Short task: Copy the lines below word for word, leaving out the pictures.
+++ Data provided +++
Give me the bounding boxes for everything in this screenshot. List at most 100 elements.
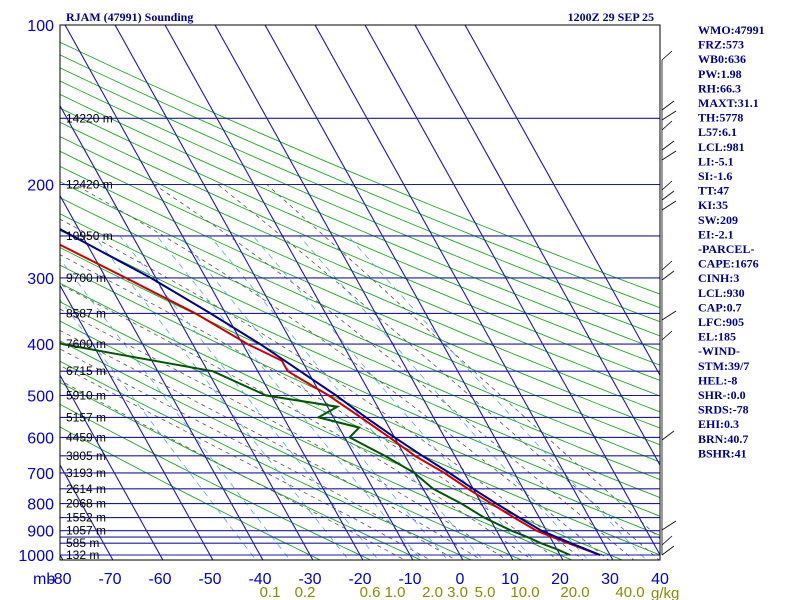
moist-adiabats bbox=[60, 184, 660, 560]
dry-adiabat bbox=[60, 381, 423, 560]
wind-barbs bbox=[661, 50, 677, 556]
index-value: HEL:-8 bbox=[698, 373, 737, 387]
isotherm-line bbox=[114, 25, 414, 560]
mixing-ratio-label: 40.0 bbox=[615, 584, 644, 600]
altitude-label: 9700 m bbox=[66, 271, 106, 285]
index-value: TH:5778 bbox=[698, 111, 743, 125]
index-value: PW:1.98 bbox=[698, 67, 742, 81]
index-value: STM:39/7 bbox=[698, 359, 749, 373]
index-value: TT:47 bbox=[698, 184, 729, 198]
index-value: SRDS:-78 bbox=[698, 403, 749, 417]
isotherm-line bbox=[60, 374, 164, 560]
pressure-unit-label: mb bbox=[33, 571, 55, 588]
altitude-label: 585 m bbox=[66, 536, 99, 550]
index-value: L57:6.1 bbox=[698, 125, 737, 139]
pressure-tick-labels: 100 200 300 400 500 600 700 800 900 1000 bbox=[18, 18, 54, 565]
temperature-tick-label: 10 bbox=[501, 571, 519, 588]
index-value: SW:209 bbox=[698, 213, 738, 227]
isotherms bbox=[60, 25, 660, 560]
mixing-ratio-label: 2.0 bbox=[422, 584, 443, 600]
index-value: WB0:636 bbox=[698, 52, 746, 66]
mixing-ratio-label: 10.0 bbox=[510, 584, 539, 600]
dry-adiabat bbox=[60, 282, 660, 556]
wind-barb bbox=[661, 545, 675, 556]
isotherm-line bbox=[364, 25, 660, 557]
temperature-tick-label: 20 bbox=[551, 571, 569, 588]
altitude-label: 2068 m bbox=[66, 497, 106, 511]
mixing-ratio-label: 0.6 bbox=[360, 584, 381, 600]
isotherm-line bbox=[60, 463, 114, 560]
moist-adiabat bbox=[266, 184, 660, 539]
index-value: SI:-1.6 bbox=[698, 169, 732, 183]
index-value: -WIND- bbox=[698, 344, 740, 358]
temperature-tick-label: 40 bbox=[651, 571, 669, 588]
index-value: WMO:47991 bbox=[698, 23, 765, 37]
moist-adiabat bbox=[60, 348, 457, 560]
temperature-tick-label: -80 bbox=[48, 571, 71, 588]
index-value: LFC:905 bbox=[698, 315, 744, 329]
mixing-ratio-unit: g/kg bbox=[651, 585, 679, 600]
mixing-ratio-label: 1.0 bbox=[385, 584, 406, 600]
altitude-label: 8587 m bbox=[66, 306, 106, 320]
wind-barb bbox=[661, 330, 673, 341]
dry-adiabat bbox=[60, 403, 372, 560]
index-value: LCL:981 bbox=[698, 140, 745, 154]
pressure-tick-label: 400 bbox=[27, 337, 54, 354]
altitude-label: 3805 m bbox=[66, 449, 106, 463]
temperature-tick-label: -10 bbox=[398, 571, 421, 588]
moist-adiabat bbox=[153, 184, 635, 560]
index-value: FRZ:573 bbox=[698, 38, 744, 52]
index-value: EHI:0.3 bbox=[698, 417, 739, 431]
wind-barb bbox=[661, 190, 675, 201]
index-value: LCL:930 bbox=[698, 286, 745, 300]
index-value: MAXT:31.1 bbox=[698, 96, 759, 110]
temperature-tick-label: -50 bbox=[198, 571, 221, 588]
temperature-tick-label: -30 bbox=[298, 571, 321, 588]
altitude-label: 132 m bbox=[66, 548, 99, 562]
mixing-ratio-label: 3.0 bbox=[447, 584, 468, 600]
index-value: EL:185 bbox=[698, 330, 736, 344]
wind-barb bbox=[661, 270, 675, 281]
index-value: KI:35 bbox=[698, 198, 728, 212]
isotherm-line bbox=[60, 194, 264, 560]
wind-barb bbox=[661, 120, 673, 131]
altitude-label: 1552 m bbox=[66, 511, 106, 525]
moist-adiabat bbox=[74, 184, 610, 560]
pressure-tick-label: 1000 bbox=[18, 548, 54, 565]
sounding-line bbox=[60, 341, 571, 556]
moist-adiabat bbox=[60, 329, 482, 560]
temperature-tick-label: 0 bbox=[456, 571, 465, 588]
temperature-tick-label: -60 bbox=[148, 571, 171, 588]
wind-barb bbox=[661, 430, 675, 441]
pressure-tick-label: 300 bbox=[27, 271, 54, 288]
dry-adiabat bbox=[60, 426, 322, 560]
wind-barb bbox=[661, 100, 675, 111]
pressure-tick-label: 600 bbox=[27, 430, 54, 447]
index-value: RH:66.3 bbox=[698, 81, 741, 95]
wind-barb bbox=[661, 140, 675, 151]
wind-barb bbox=[661, 200, 677, 211]
mixing-ratio-line bbox=[298, 235, 589, 560]
pressure-tick-label: 800 bbox=[27, 497, 54, 514]
pressure-tick-label: 500 bbox=[27, 389, 54, 406]
index-value: EI:-2.1 bbox=[698, 227, 734, 241]
temperature-tick-label: -40 bbox=[248, 571, 271, 588]
pressure-tick-label: 100 bbox=[27, 18, 54, 35]
dry-adiabat bbox=[60, 360, 473, 560]
moist-adiabat bbox=[60, 283, 533, 560]
altitude-label: 7600 m bbox=[66, 337, 106, 351]
mixing-ratio-label: 5.0 bbox=[475, 584, 496, 600]
isotherm-line bbox=[314, 25, 614, 560]
moist-adiabat bbox=[217, 184, 660, 560]
altitude-labels: 14220 m 12420 m 10950 m 9700 m 8587 m 7600 m 6… bbox=[66, 111, 113, 562]
index-value: BRN:40.7 bbox=[698, 432, 748, 446]
altitude-label: 1057 m bbox=[66, 524, 106, 538]
isotherm-line bbox=[64, 25, 364, 560]
pressure-tick-label: 200 bbox=[27, 178, 54, 195]
wind-barb bbox=[661, 260, 673, 271]
mixing-ratio-label: 0.1 bbox=[260, 584, 281, 600]
wind-barb bbox=[661, 110, 677, 121]
isotherm-line bbox=[60, 284, 214, 560]
mixing-ratio-label: 0.2 bbox=[295, 584, 316, 600]
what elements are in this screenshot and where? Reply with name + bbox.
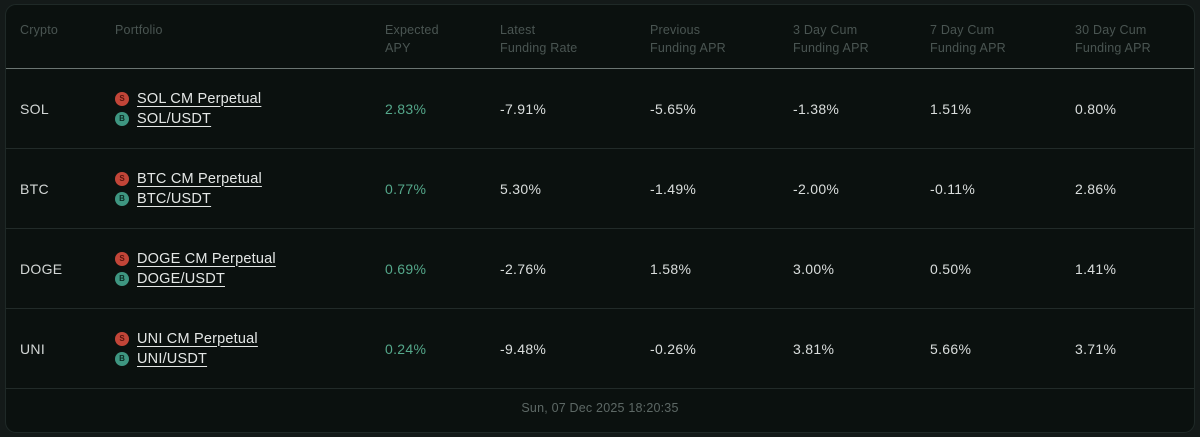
+++
Task solution:
Give me the bounding boxes for everything in this screenshot. List at most 100 elements.
moist-adiabats bbox=[60, 184, 660, 560]
dry-adiabat bbox=[60, 381, 423, 560]
wind-barbs bbox=[661, 50, 677, 556]
index-value: HEL:-8 bbox=[698, 373, 737, 387]
isotherm-line bbox=[114, 25, 414, 560]
mixing-ratio-label: 40.0 bbox=[615, 584, 644, 600]
altitude-label: 9700 m bbox=[66, 271, 106, 285]
index-value: TH:5778 bbox=[698, 111, 743, 125]
index-value: PW:1.98 bbox=[698, 67, 742, 81]
index-value: STM:39/7 bbox=[698, 359, 749, 373]
index-value: TT:47 bbox=[698, 184, 729, 198]
index-value: SRDS:-78 bbox=[698, 403, 749, 417]
isotherm-line bbox=[60, 374, 164, 560]
pressure-unit-label: mb bbox=[33, 571, 55, 588]
altitude-label: 585 m bbox=[66, 536, 99, 550]
index-value: L57:6.1 bbox=[698, 125, 737, 139]
pressure-tick-labels: 100 200 300 400 500 600 700 800 900 1000 bbox=[18, 18, 54, 565]
temperature-tick-label: 10 bbox=[501, 571, 519, 588]
index-value: SW:209 bbox=[698, 213, 738, 227]
isotherms bbox=[60, 25, 660, 560]
mixing-ratio-label: 2.0 bbox=[422, 584, 443, 600]
index-value: WB0:636 bbox=[698, 52, 746, 66]
mixing-ratio-label: 10.0 bbox=[510, 584, 539, 600]
dry-adiabat bbox=[60, 282, 660, 556]
wind-barb bbox=[661, 545, 675, 556]
isotherm-line bbox=[364, 25, 660, 557]
temperature-tick-label: 20 bbox=[551, 571, 569, 588]
altitude-label: 2068 m bbox=[66, 497, 106, 511]
mixing-ratio-label: 0.6 bbox=[360, 584, 381, 600]
isotherm-line bbox=[60, 463, 114, 560]
moist-adiabat bbox=[266, 184, 660, 539]
index-value: SI:-1.6 bbox=[698, 169, 732, 183]
index-value: -WIND- bbox=[698, 344, 740, 358]
temperature-tick-label: 40 bbox=[651, 571, 669, 588]
index-value: WMO:47991 bbox=[698, 23, 765, 37]
moist-adiabat bbox=[60, 348, 457, 560]
temperature-tick-label: -80 bbox=[48, 571, 71, 588]
index-value: LFC:905 bbox=[698, 315, 744, 329]
mixing-ratio-unit: g/kg bbox=[651, 585, 679, 600]
mixing-ratio-label: 1.0 bbox=[385, 584, 406, 600]
altitude-label: 8587 m bbox=[66, 306, 106, 320]
wind-barb bbox=[661, 330, 673, 341]
dry-adiabat bbox=[60, 403, 372, 560]
index-value: LCL:981 bbox=[698, 140, 745, 154]
pressure-tick-label: 400 bbox=[27, 337, 54, 354]
altitude-label: 3805 m bbox=[66, 449, 106, 463]
temperature-tick-label: -10 bbox=[398, 571, 421, 588]
moist-adiabat bbox=[153, 184, 635, 560]
index-value: FRZ:573 bbox=[698, 38, 744, 52]
index-value: EHI:0.3 bbox=[698, 417, 739, 431]
wind-barb bbox=[661, 190, 675, 201]
index-value: LCL:930 bbox=[698, 286, 745, 300]
index-value: MAXT:31.1 bbox=[698, 96, 759, 110]
temperature-tick-label: -50 bbox=[198, 571, 221, 588]
temperature-tick-label: -30 bbox=[298, 571, 321, 588]
altitude-label: 132 m bbox=[66, 548, 99, 562]
mixing-ratio-label: 3.0 bbox=[447, 584, 468, 600]
index-value: EL:185 bbox=[698, 330, 736, 344]
wind-barb bbox=[661, 270, 675, 281]
index-value: KI:35 bbox=[698, 198, 728, 212]
isotherm-line bbox=[60, 194, 264, 560]
wind-barb bbox=[661, 120, 673, 131]
altitude-label: 1552 m bbox=[66, 511, 106, 525]
moist-adiabat bbox=[74, 184, 610, 560]
pressure-tick-label: 1000 bbox=[18, 548, 54, 565]
sounding-line bbox=[60, 341, 571, 556]
moist-adiabat bbox=[60, 329, 482, 560]
temperature-tick-label: 0 bbox=[456, 571, 465, 588]
temperature-tick-label: -60 bbox=[148, 571, 171, 588]
wind-barb bbox=[661, 430, 675, 441]
pressure-tick-label: 300 bbox=[27, 271, 54, 288]
dry-adiabat bbox=[60, 426, 322, 560]
wind-barb bbox=[661, 100, 675, 111]
pressure-tick-label: 600 bbox=[27, 430, 54, 447]
index-value: RH:66.3 bbox=[698, 81, 741, 95]
wind-barb bbox=[661, 140, 675, 151]
wind-barb bbox=[661, 200, 677, 211]
mixing-ratio-line bbox=[298, 235, 589, 560]
pressure-tick-label: 800 bbox=[27, 497, 54, 514]
pressure-tick-label: 500 bbox=[27, 389, 54, 406]
index-value: EI:-2.1 bbox=[698, 227, 734, 241]
temperature-tick-label: -40 bbox=[248, 571, 271, 588]
pressure-tick-label: 100 bbox=[27, 18, 54, 35]
dry-adiabat bbox=[60, 360, 473, 560]
moist-adiabat bbox=[60, 283, 533, 560]
altitude-label: 7600 m bbox=[66, 337, 106, 351]
mixing-ratio-label: 5.0 bbox=[475, 584, 496, 600]
isotherm-line bbox=[314, 25, 614, 560]
moist-adiabat bbox=[217, 184, 660, 560]
altitude-labels: 14220 m 12420 m 10950 m 9700 m 8587 m 7600 m 6… bbox=[66, 111, 113, 562]
index-value: BRN:40.7 bbox=[698, 432, 748, 446]
altitude-label: 1057 m bbox=[66, 524, 106, 538]
isotherm-line bbox=[64, 25, 364, 560]
pressure-tick-label: 200 bbox=[27, 178, 54, 195]
wind-barb bbox=[661, 260, 673, 271]
mixing-ratio-label: 0.1 bbox=[260, 584, 281, 600]
wind-barb bbox=[661, 110, 677, 121]
isotherm-line bbox=[60, 284, 214, 560]
mixing-ratio-label: 0.2 bbox=[295, 584, 316, 600]
what elements are in this screenshot and where? Reply with name + bbox.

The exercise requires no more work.